* Written task
Find each line with the word "laudantium" and state how many there are, nothing more.

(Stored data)
(begin)

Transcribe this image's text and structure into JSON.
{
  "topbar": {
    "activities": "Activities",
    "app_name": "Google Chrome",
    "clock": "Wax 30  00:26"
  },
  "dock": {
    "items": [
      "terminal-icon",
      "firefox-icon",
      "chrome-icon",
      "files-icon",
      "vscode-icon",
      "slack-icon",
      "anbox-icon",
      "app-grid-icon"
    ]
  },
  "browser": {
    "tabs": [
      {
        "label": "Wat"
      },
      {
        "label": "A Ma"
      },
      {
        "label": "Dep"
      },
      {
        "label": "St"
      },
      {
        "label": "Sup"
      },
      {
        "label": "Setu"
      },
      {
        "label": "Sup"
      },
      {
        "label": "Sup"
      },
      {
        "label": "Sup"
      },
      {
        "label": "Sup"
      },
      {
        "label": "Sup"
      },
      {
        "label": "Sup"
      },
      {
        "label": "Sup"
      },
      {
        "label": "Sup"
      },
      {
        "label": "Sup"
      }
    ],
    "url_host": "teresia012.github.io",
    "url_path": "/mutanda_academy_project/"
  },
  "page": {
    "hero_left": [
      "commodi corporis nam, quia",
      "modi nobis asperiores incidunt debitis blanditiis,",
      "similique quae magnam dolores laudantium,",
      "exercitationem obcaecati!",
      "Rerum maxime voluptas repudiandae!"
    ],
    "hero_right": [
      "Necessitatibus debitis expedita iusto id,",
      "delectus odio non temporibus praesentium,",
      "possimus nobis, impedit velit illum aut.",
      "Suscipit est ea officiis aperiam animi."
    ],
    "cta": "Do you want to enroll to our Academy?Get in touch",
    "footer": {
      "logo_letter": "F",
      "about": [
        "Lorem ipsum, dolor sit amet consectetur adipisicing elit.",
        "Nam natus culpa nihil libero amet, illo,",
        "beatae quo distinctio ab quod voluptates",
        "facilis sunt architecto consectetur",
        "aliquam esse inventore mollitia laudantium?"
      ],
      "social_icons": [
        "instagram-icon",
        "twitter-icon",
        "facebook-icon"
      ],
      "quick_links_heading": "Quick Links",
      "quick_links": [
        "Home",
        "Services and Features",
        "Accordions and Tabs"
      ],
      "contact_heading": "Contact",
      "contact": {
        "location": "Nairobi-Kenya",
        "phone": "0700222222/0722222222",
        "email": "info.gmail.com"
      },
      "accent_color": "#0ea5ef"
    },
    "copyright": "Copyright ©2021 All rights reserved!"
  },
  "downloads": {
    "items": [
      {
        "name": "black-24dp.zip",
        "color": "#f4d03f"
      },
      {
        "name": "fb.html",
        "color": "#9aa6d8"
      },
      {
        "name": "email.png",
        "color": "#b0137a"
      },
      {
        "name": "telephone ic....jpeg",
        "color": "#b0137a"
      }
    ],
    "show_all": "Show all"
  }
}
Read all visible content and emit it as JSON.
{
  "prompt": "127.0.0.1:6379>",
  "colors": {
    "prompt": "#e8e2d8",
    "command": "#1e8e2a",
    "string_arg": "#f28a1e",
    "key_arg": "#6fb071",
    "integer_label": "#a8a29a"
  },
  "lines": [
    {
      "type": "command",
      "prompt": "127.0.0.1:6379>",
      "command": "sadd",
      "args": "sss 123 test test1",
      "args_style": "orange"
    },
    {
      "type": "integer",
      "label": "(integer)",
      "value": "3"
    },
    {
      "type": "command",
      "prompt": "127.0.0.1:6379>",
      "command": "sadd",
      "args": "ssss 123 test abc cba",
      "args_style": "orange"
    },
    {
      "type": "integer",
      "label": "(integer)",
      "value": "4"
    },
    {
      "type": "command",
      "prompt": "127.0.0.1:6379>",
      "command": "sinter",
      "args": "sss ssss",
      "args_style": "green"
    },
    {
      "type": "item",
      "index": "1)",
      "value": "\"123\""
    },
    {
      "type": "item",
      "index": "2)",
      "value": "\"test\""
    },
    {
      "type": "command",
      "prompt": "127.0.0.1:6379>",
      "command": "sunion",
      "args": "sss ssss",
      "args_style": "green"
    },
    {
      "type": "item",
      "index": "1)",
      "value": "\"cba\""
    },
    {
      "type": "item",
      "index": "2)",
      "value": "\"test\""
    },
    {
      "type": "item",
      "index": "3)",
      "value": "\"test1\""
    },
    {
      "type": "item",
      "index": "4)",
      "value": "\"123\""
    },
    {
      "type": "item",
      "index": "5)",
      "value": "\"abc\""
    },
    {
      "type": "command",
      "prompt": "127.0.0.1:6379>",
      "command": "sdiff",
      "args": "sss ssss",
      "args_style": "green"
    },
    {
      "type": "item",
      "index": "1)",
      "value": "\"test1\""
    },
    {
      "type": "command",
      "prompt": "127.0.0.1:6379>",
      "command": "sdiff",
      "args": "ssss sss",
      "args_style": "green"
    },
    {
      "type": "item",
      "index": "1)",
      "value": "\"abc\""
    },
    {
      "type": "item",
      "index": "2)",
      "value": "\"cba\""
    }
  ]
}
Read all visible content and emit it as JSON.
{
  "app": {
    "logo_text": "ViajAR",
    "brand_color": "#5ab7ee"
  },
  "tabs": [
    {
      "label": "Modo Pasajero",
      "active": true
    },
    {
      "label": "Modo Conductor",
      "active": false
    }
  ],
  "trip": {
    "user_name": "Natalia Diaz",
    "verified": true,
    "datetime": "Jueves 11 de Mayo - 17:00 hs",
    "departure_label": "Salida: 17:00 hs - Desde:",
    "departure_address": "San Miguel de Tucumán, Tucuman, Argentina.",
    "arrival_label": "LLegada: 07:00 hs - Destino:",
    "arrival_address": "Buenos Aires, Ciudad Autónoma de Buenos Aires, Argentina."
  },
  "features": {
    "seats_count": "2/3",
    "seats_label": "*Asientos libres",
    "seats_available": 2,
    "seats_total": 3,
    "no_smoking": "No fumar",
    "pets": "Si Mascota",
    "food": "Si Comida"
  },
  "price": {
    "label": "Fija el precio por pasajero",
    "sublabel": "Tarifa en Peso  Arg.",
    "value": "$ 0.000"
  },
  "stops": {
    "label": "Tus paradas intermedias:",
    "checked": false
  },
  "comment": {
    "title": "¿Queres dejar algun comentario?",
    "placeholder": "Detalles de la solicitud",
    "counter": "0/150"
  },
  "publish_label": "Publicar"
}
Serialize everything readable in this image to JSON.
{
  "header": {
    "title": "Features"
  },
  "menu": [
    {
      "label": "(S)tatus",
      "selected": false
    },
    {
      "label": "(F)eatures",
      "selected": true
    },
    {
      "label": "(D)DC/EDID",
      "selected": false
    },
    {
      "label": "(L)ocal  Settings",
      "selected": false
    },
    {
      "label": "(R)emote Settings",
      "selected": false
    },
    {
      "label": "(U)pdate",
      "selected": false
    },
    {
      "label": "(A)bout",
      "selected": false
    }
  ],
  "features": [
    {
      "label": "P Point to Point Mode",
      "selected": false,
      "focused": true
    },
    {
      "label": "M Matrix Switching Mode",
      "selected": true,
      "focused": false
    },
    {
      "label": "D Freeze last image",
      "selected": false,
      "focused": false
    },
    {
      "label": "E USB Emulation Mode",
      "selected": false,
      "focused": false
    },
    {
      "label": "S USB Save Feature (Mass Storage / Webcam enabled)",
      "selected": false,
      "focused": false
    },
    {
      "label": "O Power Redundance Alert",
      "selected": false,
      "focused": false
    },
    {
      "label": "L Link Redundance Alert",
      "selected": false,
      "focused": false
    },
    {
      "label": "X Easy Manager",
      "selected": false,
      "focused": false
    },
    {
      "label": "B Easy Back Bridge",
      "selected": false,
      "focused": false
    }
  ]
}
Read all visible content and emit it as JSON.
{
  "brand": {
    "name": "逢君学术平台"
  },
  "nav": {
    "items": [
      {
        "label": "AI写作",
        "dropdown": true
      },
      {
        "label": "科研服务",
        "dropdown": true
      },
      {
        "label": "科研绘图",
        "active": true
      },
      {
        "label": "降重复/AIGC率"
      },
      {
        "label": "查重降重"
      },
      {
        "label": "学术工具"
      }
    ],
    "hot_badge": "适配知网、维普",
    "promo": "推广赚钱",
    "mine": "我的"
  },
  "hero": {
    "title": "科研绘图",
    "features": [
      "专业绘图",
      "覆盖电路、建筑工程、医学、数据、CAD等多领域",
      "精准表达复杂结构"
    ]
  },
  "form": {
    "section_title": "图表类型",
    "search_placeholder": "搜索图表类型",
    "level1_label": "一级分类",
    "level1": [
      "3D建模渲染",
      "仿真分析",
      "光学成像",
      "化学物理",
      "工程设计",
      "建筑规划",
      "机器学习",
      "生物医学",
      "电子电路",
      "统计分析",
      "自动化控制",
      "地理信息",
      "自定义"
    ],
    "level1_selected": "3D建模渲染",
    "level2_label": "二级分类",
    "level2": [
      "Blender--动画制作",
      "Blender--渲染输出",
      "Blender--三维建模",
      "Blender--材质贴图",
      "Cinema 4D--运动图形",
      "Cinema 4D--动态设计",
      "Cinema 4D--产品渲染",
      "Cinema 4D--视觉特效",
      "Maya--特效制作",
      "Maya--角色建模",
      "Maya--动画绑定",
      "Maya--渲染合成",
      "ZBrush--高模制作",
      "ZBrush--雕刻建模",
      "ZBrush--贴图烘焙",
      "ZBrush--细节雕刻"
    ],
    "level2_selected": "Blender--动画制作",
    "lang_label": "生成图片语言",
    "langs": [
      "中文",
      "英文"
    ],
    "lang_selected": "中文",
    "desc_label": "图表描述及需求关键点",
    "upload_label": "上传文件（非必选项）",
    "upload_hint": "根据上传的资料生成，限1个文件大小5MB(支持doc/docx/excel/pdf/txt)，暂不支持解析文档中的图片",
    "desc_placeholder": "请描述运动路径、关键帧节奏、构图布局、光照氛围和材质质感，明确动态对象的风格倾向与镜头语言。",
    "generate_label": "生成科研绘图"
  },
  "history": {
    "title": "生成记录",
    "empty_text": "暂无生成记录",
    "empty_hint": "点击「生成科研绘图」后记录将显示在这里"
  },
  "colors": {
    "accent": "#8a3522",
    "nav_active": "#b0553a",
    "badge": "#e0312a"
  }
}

(end)

* The solution
2